:: What is expected ::
Filter the entries and keep only the lines where the string "Investigar" appears.

## begin Supplied material

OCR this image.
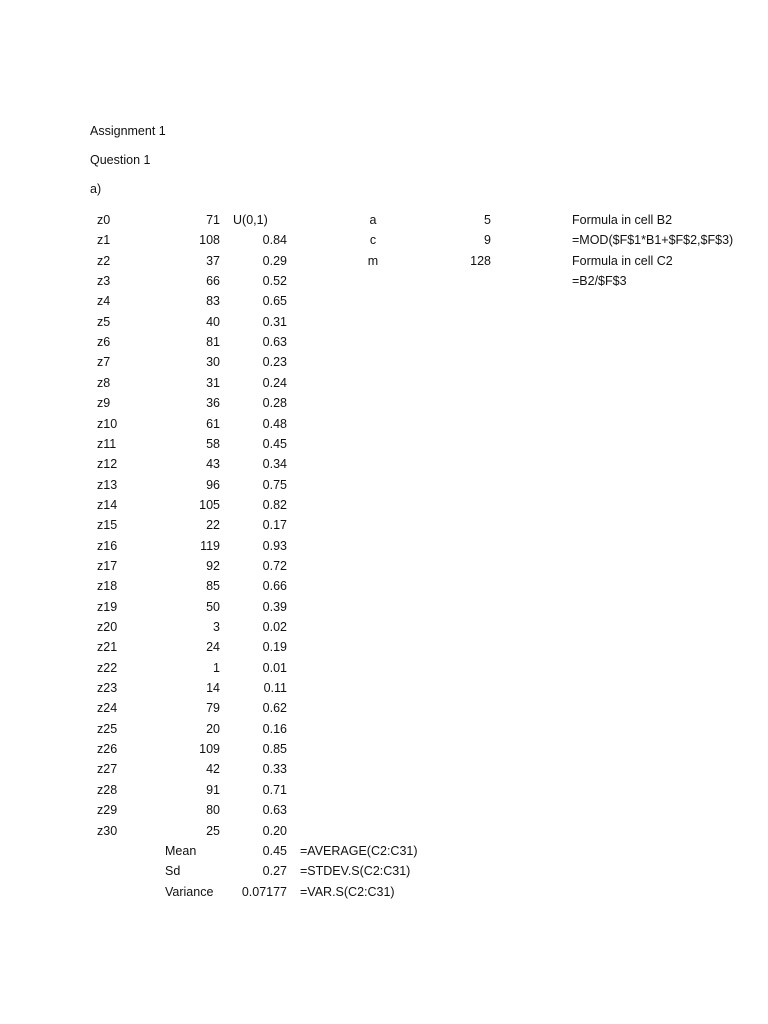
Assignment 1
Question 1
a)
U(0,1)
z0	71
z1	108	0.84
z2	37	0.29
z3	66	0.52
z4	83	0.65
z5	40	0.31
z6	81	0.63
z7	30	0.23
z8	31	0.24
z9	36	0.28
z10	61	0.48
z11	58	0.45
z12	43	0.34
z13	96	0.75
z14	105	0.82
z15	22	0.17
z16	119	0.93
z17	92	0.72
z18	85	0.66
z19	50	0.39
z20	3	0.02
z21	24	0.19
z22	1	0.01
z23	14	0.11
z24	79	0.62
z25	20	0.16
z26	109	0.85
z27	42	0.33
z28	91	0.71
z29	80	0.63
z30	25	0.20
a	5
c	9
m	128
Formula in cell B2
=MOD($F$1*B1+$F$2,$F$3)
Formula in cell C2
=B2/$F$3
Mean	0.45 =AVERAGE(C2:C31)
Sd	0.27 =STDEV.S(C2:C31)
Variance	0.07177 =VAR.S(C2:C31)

## end Supplied material
## begin Supplied material

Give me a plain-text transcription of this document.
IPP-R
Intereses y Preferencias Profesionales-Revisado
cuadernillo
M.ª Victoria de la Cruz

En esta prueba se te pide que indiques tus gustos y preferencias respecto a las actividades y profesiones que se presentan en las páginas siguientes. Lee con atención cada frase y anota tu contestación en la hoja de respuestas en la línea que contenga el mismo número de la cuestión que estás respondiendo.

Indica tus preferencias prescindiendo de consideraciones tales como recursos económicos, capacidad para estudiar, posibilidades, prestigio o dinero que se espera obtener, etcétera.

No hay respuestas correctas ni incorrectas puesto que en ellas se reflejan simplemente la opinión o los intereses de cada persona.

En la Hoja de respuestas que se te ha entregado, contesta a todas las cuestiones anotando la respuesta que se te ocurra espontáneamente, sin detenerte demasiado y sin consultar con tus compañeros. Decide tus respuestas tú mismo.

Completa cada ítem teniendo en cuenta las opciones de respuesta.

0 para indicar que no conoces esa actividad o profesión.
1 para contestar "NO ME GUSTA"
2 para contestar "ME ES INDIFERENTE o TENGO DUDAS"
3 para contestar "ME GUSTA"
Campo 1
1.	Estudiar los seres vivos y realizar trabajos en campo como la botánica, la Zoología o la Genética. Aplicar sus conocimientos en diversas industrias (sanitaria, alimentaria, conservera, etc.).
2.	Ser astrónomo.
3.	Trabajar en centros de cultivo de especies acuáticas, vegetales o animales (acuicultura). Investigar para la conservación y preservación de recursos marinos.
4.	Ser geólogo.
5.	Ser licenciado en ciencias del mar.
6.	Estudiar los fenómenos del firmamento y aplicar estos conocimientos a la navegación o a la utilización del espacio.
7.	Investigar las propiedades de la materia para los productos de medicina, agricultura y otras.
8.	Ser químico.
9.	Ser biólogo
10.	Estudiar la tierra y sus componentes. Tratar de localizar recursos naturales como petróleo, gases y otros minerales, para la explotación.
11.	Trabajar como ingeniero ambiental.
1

## end Supplied material
## begin Supplied material

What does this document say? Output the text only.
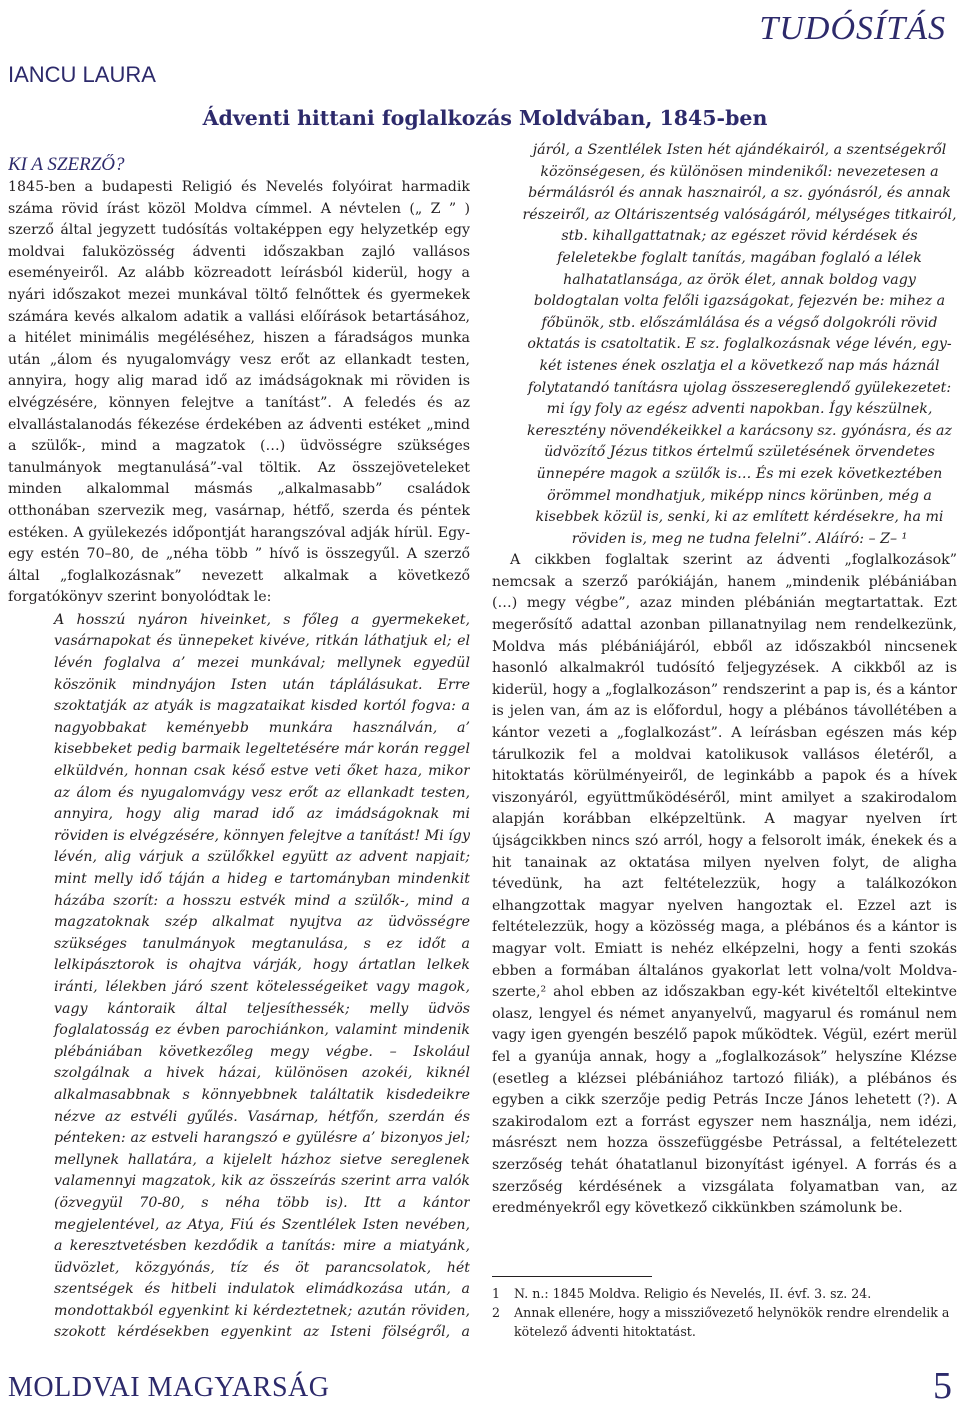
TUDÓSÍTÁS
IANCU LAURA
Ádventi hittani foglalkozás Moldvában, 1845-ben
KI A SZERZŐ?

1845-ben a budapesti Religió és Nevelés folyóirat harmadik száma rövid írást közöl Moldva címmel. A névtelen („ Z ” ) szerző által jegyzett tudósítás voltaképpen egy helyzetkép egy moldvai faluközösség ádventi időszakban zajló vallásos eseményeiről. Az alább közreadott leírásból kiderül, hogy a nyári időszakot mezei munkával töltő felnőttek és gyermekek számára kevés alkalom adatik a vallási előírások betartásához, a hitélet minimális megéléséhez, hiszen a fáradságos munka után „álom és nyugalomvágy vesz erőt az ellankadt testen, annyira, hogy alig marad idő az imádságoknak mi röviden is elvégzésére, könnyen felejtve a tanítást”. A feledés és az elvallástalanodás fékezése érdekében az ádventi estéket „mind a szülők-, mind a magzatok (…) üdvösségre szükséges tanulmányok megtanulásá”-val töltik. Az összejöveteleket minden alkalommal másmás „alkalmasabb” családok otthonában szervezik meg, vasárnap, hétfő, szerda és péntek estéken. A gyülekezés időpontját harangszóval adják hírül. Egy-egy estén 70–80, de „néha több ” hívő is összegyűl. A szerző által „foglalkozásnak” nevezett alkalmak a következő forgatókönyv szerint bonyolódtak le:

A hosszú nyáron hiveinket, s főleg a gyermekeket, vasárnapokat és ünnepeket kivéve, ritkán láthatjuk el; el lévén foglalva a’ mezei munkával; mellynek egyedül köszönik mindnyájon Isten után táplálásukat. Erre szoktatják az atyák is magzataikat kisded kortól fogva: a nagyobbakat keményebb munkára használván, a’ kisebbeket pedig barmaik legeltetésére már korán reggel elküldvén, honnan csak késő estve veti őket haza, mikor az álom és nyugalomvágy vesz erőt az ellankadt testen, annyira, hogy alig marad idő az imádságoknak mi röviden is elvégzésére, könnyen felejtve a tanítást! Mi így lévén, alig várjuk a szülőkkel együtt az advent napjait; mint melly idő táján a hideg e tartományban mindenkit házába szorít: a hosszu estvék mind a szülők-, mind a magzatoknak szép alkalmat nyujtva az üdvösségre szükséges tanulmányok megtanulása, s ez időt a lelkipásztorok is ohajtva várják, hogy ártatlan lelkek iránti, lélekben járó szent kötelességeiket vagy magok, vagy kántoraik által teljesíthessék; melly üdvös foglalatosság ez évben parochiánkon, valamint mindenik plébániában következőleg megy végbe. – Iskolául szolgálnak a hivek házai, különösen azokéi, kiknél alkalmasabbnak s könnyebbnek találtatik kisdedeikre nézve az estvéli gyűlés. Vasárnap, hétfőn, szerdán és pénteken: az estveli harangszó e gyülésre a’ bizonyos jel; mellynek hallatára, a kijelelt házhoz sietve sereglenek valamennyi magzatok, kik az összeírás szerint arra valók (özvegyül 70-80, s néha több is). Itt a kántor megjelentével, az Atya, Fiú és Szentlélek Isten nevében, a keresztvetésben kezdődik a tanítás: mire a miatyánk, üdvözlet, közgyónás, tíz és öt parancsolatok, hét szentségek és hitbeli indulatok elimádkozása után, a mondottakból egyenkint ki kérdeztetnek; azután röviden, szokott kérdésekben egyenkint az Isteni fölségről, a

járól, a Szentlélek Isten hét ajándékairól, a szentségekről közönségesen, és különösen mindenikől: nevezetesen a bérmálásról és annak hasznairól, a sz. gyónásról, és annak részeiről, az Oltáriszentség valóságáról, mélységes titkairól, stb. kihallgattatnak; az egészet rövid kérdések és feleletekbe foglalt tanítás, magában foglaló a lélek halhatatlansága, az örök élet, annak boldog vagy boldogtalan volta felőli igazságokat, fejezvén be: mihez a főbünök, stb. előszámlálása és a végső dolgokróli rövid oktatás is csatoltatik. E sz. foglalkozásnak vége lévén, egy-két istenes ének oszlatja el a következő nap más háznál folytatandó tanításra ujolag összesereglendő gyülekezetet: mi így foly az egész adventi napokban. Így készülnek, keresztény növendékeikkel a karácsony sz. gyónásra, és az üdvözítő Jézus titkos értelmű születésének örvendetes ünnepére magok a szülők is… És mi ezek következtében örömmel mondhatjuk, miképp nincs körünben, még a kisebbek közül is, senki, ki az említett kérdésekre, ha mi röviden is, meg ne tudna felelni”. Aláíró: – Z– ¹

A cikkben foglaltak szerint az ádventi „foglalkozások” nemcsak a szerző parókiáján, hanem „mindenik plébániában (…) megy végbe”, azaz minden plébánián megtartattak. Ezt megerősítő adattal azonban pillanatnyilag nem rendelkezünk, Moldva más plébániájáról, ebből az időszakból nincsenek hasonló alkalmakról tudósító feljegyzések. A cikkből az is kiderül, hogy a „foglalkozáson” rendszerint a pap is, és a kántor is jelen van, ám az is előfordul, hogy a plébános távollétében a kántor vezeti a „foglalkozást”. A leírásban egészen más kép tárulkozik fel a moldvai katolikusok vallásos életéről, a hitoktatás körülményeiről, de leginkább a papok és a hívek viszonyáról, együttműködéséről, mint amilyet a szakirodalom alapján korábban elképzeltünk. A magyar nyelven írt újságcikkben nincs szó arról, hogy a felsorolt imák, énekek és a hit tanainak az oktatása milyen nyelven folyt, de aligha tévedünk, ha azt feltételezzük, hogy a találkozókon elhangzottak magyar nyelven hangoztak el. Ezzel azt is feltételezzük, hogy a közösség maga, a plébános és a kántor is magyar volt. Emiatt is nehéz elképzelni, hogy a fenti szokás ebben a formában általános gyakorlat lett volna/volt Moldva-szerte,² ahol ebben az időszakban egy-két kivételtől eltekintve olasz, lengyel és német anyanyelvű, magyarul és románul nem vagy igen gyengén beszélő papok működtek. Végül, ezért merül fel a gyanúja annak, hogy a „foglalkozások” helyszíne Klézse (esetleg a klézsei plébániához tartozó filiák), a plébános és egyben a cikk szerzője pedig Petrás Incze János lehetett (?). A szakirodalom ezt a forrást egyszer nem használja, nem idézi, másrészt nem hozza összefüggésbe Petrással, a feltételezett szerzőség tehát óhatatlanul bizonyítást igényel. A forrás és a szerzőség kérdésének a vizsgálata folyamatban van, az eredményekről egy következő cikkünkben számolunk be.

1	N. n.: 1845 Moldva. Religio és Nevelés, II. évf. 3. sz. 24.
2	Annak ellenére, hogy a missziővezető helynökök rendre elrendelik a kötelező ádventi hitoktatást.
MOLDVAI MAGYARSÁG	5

## end Supplied material

:: Finished exercise ::
3.	Trabajar en centros de cultivo de especies acuáticas, vegetales o animales (acuicultura). Investigar para la conservación y preservación de recursos marinos.
7.	Investigar las propiedades de la materia para los productos de medicina, agricultura y otras.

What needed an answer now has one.